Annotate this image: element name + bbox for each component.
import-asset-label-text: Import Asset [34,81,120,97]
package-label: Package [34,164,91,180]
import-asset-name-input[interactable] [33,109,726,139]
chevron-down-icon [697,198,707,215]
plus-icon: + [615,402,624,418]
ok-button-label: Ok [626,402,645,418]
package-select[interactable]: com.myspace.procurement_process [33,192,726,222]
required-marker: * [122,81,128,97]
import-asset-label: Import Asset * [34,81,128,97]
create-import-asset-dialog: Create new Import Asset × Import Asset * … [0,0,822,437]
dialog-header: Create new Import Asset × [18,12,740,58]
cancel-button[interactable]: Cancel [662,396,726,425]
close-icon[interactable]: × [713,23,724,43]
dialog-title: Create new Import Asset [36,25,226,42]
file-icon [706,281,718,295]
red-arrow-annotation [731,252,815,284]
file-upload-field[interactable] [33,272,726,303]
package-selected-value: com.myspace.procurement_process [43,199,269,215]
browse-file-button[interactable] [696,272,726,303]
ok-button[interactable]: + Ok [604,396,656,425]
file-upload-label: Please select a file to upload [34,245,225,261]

- THE REQUEST: Rewrite all of the records above, replacing every instance of "interactable" with "clickable" and keeping everything else the same.

- SOLUTION FOR THIS PROBLEM:
Annotate this image: element name + bbox for each component.
import-asset-label-text: Import Asset [34,81,120,97]
package-label: Package [34,164,91,180]
import-asset-name-input[clickable] [33,109,726,139]
chevron-down-icon [697,198,707,215]
plus-icon: + [615,402,624,418]
ok-button-label: Ok [626,402,645,418]
package-select[clickable]: com.myspace.procurement_process [33,192,726,222]
required-marker: * [122,81,128,97]
import-asset-label: Import Asset * [34,81,128,97]
create-import-asset-dialog: Create new Import Asset × Import Asset * … [0,0,822,437]
dialog-header: Create new Import Asset × [18,12,740,58]
cancel-button[clickable]: Cancel [662,396,726,425]
close-icon[clickable]: × [713,23,724,43]
dialog-title: Create new Import Asset [36,25,226,42]
file-icon [706,281,718,295]
red-arrow-annotation [731,252,815,284]
file-upload-field[clickable] [33,272,726,303]
package-selected-value: com.myspace.procurement_process [43,199,269,215]
browse-file-button[clickable] [696,272,726,303]
ok-button[clickable]: + Ok [604,396,656,425]
file-upload-label: Please select a file to upload [34,245,225,261]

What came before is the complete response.